■ PROMPT ■
In the entries below, identify every line with the string "Sale" and copy it.

[START OF EXERCISE INPUT]

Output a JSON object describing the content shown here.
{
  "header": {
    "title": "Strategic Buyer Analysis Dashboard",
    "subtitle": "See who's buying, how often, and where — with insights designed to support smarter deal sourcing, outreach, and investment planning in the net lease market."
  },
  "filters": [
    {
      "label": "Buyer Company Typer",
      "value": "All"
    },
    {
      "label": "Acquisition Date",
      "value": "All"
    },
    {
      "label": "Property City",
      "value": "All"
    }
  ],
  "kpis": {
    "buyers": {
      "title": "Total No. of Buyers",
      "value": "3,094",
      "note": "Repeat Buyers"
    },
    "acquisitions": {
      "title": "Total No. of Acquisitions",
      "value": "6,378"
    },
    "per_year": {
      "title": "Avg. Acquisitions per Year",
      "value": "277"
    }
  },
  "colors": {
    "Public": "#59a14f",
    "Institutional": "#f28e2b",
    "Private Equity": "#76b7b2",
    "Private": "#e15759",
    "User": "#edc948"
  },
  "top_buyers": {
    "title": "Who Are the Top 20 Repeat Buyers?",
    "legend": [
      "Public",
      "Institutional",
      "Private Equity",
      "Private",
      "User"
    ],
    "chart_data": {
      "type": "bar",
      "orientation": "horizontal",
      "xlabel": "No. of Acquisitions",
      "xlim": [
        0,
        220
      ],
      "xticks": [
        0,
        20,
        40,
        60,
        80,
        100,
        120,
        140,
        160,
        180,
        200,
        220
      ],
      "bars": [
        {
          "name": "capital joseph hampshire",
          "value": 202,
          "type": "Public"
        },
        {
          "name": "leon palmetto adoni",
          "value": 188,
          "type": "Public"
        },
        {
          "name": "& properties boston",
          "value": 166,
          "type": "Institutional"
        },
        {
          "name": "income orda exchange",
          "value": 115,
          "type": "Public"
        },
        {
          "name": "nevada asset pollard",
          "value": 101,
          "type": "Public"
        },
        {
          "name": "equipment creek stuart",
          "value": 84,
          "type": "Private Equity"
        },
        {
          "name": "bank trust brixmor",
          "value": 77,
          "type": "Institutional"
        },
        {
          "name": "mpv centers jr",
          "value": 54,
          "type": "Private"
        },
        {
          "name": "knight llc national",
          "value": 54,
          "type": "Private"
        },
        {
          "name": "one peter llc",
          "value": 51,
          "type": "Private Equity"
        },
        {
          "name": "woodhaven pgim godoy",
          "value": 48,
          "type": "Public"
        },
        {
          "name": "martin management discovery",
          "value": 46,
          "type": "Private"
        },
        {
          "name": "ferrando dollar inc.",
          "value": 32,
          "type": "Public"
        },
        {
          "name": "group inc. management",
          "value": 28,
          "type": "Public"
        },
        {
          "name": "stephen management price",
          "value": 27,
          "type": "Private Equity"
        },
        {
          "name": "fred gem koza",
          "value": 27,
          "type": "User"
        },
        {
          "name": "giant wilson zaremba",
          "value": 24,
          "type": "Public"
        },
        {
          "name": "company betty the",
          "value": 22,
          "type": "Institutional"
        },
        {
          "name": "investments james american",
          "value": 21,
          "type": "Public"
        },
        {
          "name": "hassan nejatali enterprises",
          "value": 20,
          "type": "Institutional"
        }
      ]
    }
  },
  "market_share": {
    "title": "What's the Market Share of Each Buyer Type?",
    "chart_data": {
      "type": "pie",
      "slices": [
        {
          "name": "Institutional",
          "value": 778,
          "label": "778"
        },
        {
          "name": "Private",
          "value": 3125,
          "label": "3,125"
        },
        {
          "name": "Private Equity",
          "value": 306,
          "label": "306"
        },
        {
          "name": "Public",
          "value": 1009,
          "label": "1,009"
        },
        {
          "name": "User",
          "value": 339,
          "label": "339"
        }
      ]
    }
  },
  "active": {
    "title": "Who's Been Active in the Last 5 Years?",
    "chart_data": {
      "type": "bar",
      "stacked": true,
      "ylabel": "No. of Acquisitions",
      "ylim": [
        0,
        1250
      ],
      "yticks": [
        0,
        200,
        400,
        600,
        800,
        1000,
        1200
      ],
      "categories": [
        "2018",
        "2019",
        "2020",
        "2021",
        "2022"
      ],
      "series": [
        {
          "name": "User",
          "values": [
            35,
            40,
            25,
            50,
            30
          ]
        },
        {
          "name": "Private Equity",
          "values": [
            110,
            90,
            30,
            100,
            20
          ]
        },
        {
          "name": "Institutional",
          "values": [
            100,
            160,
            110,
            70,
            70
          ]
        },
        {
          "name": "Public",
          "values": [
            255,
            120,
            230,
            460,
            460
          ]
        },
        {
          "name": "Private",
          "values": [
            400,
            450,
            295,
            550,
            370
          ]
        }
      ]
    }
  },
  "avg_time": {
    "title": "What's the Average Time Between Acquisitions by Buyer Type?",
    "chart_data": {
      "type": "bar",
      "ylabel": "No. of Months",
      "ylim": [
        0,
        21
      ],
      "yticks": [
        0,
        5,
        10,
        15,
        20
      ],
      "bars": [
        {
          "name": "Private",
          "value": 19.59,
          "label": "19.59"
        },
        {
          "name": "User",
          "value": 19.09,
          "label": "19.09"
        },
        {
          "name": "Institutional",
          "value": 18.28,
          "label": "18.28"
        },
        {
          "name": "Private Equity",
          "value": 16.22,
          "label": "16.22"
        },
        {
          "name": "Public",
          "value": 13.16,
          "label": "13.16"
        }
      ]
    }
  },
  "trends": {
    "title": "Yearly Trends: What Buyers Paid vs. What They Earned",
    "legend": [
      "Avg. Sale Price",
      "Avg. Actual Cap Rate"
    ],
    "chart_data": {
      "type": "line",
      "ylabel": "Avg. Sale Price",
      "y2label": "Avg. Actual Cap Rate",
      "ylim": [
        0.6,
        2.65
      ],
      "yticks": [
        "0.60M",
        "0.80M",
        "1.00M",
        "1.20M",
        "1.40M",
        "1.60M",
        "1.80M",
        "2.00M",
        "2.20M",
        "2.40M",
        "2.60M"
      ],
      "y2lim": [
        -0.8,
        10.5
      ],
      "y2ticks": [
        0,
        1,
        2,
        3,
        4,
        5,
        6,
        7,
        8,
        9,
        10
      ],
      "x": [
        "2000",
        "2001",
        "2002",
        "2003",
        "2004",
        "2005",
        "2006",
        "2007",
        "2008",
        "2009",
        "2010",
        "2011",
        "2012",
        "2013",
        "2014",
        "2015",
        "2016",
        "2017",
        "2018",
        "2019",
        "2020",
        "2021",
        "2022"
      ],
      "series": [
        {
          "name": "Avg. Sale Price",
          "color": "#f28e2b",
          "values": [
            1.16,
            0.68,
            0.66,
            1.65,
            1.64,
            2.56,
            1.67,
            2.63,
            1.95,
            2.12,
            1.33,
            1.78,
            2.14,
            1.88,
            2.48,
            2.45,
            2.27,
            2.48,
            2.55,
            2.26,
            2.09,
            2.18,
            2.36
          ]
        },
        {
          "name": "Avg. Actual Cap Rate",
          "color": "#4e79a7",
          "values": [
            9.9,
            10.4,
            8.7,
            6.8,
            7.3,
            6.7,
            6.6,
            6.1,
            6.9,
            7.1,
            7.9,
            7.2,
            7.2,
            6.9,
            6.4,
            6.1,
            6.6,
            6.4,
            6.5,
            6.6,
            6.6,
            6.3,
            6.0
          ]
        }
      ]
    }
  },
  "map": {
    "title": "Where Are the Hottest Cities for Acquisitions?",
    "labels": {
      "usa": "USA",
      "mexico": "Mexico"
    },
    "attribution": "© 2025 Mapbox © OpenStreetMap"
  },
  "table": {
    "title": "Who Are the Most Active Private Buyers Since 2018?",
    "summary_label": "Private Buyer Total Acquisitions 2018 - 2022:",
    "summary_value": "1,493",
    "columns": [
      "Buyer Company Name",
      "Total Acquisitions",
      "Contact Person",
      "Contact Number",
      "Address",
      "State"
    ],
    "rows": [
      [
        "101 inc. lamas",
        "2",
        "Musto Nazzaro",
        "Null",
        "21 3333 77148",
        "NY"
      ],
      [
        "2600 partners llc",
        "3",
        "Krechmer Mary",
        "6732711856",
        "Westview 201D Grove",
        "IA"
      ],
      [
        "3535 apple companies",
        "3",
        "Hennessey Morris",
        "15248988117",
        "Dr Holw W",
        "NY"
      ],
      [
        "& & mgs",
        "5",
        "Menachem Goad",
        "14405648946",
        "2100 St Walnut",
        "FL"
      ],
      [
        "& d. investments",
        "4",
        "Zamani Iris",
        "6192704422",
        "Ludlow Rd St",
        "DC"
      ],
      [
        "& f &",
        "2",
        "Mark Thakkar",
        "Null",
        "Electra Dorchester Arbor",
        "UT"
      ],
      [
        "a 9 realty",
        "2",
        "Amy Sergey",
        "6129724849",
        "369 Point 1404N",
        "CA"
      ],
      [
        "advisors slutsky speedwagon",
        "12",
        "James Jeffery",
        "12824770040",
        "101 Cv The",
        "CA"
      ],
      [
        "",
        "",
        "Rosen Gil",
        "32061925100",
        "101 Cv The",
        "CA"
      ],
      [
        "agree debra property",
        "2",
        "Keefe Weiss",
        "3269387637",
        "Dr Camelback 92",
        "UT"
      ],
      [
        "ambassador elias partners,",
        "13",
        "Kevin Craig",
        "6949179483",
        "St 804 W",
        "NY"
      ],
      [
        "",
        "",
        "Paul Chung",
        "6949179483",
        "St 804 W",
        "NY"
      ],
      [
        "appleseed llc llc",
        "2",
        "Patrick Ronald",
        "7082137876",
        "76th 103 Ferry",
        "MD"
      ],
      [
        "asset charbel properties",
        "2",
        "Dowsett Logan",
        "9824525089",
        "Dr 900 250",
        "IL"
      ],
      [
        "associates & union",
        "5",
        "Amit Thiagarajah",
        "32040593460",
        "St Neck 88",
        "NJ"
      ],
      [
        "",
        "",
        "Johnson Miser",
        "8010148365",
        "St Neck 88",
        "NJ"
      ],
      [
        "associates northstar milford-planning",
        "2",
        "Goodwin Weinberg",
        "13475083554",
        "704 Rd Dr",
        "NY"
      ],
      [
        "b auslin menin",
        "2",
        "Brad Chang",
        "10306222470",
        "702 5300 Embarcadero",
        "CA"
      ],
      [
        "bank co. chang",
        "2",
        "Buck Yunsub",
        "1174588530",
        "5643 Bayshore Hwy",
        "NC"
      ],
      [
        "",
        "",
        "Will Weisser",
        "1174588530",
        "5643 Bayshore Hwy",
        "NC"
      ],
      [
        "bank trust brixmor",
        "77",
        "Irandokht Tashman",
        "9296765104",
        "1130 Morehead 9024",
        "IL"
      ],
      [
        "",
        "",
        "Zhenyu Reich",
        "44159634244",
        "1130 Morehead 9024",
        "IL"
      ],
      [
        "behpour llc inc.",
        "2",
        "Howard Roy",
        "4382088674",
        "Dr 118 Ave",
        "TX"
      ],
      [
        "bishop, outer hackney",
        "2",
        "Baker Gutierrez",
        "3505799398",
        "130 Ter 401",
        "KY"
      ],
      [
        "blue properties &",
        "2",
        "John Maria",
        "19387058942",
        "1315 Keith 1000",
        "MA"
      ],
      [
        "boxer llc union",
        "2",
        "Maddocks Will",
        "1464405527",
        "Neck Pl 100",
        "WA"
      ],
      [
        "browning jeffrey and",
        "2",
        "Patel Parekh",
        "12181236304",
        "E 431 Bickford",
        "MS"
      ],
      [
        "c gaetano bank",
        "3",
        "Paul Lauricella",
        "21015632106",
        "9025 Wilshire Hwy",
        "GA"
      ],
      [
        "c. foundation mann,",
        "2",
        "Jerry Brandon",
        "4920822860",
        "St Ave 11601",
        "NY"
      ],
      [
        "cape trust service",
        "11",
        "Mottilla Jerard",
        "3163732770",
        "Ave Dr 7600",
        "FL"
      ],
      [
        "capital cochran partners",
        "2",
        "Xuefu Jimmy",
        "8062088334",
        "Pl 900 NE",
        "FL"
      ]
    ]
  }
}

[END OF EXERCISE INPUT]

■ RESULT FOR THIS TASK ■
      "Avg. Sale Price",
      "ylabel": "Avg. Sale Price",
          "name": "Avg. Sale Price",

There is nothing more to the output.